Task goal:
Show each line of the data below that has the string "Daily" in it.

>> Begin

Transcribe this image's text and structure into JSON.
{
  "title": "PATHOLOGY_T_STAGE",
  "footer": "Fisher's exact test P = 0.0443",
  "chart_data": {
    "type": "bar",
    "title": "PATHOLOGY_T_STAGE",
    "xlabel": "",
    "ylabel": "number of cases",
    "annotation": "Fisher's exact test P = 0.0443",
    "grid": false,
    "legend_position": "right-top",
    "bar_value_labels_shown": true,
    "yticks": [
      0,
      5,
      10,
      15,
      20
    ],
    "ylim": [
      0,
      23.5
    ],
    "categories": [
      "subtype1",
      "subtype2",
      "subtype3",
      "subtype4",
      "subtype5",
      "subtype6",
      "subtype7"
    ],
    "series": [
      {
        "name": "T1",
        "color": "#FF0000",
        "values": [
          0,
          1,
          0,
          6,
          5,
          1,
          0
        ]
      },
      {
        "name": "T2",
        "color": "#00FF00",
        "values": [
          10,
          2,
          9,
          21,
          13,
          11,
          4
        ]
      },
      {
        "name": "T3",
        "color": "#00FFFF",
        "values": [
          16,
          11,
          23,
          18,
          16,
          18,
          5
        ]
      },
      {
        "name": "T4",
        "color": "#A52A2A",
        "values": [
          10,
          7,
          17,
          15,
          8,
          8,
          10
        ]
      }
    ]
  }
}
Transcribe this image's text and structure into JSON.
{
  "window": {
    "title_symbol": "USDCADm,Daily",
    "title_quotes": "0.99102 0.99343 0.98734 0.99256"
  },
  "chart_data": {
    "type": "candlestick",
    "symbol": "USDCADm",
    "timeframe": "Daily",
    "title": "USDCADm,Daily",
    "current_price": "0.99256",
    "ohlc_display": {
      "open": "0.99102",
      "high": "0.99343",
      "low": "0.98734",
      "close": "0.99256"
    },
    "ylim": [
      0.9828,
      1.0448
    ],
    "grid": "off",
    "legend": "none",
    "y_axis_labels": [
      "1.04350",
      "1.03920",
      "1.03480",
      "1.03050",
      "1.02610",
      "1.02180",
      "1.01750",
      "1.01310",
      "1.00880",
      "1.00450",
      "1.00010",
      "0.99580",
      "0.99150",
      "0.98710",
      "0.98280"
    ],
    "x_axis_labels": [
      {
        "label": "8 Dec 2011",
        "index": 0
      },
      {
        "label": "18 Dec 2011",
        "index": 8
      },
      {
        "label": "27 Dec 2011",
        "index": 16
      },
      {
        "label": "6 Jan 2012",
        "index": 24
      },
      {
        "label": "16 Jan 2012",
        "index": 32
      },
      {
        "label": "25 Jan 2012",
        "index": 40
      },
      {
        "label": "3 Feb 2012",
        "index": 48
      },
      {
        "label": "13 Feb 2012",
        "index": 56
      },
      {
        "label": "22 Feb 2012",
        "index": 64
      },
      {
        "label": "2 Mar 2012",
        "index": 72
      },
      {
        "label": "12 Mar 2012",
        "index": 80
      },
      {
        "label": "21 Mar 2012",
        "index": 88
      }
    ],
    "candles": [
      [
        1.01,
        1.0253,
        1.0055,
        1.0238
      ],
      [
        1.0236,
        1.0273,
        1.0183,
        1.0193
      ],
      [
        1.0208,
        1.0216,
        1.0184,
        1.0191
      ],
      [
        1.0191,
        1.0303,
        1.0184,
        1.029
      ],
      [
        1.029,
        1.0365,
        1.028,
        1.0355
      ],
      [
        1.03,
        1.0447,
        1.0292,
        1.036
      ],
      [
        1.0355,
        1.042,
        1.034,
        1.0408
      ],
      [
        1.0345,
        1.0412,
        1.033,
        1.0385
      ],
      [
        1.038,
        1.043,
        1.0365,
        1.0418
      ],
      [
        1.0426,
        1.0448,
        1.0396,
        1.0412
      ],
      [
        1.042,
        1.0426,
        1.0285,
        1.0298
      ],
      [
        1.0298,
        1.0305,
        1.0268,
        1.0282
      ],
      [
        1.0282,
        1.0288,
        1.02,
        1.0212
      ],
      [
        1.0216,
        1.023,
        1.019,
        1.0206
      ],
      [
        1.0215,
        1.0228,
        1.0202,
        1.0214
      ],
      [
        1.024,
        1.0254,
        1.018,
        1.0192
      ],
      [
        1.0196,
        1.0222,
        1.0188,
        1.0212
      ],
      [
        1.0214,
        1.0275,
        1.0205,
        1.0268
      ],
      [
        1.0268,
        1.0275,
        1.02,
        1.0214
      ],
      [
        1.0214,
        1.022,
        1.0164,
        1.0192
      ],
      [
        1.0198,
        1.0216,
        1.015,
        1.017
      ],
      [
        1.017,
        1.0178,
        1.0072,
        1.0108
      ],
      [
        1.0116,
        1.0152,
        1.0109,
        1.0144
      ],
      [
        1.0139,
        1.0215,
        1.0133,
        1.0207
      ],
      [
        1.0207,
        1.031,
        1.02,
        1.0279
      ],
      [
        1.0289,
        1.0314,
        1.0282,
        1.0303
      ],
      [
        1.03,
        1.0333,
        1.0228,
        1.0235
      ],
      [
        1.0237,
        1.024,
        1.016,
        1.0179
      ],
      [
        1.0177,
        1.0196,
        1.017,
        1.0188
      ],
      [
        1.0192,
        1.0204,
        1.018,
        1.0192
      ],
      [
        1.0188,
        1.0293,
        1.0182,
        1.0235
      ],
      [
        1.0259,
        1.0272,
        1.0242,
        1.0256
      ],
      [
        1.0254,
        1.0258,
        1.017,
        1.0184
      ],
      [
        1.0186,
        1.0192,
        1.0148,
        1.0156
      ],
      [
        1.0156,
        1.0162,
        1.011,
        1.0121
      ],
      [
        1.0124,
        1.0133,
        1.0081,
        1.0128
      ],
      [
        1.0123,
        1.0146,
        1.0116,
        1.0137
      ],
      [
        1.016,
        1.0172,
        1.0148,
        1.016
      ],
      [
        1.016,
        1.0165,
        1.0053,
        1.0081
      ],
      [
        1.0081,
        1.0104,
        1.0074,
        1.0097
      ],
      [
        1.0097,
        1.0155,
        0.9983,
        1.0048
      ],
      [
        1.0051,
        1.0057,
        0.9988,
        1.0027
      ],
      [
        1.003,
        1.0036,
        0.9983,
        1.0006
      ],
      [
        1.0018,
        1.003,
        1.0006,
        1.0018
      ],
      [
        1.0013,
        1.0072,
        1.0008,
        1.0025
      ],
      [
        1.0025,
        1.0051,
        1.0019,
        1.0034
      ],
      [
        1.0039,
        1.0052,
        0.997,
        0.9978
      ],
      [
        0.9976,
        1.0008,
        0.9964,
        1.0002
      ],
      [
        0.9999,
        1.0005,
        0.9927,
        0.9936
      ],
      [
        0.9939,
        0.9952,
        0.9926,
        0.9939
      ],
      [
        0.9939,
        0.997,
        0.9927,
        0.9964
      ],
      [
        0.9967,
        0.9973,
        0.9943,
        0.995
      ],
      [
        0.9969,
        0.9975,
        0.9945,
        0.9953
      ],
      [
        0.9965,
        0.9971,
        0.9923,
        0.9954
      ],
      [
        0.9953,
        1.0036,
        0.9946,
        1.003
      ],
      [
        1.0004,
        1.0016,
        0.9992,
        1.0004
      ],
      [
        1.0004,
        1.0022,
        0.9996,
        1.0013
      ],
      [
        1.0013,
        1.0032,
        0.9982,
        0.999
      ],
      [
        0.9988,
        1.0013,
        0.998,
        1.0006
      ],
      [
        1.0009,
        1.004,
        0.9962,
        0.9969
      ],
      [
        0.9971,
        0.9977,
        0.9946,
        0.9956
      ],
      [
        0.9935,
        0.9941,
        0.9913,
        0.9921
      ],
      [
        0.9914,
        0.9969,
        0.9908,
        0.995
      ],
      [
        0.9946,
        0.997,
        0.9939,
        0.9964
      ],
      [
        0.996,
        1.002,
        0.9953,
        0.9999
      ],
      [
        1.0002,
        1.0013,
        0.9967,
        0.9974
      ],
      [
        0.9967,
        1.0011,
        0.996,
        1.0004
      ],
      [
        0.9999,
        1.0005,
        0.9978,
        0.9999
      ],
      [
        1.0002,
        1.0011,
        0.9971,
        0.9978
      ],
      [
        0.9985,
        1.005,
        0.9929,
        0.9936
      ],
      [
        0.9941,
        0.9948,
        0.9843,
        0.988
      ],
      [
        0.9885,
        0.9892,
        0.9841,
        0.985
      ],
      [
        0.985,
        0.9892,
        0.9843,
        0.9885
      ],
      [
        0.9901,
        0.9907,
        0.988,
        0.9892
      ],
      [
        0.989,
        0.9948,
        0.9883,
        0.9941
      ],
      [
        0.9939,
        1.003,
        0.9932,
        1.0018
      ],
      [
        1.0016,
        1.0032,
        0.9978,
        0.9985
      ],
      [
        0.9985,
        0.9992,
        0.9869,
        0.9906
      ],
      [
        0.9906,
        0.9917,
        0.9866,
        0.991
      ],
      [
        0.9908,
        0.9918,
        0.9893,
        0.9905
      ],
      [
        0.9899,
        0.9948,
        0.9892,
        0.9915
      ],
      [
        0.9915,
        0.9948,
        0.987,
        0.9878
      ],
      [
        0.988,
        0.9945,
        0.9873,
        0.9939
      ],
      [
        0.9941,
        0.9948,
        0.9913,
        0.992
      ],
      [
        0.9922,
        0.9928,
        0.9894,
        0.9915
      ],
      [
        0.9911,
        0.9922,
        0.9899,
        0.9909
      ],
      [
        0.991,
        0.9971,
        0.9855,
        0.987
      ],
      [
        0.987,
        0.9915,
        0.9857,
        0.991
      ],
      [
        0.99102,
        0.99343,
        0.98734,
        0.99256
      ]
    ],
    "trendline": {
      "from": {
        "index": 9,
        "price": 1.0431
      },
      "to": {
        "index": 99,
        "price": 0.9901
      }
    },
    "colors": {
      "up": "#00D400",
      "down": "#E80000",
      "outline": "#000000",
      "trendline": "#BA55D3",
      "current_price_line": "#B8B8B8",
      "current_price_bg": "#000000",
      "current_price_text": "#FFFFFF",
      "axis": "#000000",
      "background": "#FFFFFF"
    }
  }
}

>> End

Solution for this task:
    "title_symbol": "USDCADm,Daily",
    "timeframe": "Daily",
    "title": "USDCADm,Daily",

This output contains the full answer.